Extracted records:
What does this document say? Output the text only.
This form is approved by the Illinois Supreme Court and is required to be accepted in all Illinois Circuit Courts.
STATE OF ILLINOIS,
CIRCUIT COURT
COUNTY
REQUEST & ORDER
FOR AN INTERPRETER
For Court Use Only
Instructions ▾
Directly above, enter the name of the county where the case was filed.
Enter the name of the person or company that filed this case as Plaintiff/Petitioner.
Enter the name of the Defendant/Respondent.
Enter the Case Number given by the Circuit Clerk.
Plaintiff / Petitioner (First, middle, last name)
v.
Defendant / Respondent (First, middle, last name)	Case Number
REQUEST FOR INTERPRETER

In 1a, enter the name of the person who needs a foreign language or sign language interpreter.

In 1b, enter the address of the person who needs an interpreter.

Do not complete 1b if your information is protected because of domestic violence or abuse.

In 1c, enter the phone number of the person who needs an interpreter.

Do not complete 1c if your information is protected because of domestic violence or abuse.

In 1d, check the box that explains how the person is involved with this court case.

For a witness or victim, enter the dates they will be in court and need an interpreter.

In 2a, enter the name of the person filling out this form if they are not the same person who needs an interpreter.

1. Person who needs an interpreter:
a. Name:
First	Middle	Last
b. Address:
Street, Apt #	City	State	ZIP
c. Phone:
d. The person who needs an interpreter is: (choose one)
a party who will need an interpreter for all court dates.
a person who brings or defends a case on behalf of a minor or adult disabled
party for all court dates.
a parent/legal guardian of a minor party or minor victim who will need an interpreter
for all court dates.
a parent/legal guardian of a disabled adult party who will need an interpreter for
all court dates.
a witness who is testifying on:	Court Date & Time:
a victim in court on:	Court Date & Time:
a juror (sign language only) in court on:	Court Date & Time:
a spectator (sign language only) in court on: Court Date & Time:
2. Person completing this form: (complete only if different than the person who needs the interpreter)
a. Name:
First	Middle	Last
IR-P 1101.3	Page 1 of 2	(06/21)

Exercise aim:
Pick out the lines that include the word "Time" and write them out.

Result of the task:
a witness who is testifying on:	Court Date & Time:
a victim in court on:	Court Date & Time:
a juror (sign language only) in court on:	Court Date & Time:
a spectator (sign language only) in court on: Court Date & Time:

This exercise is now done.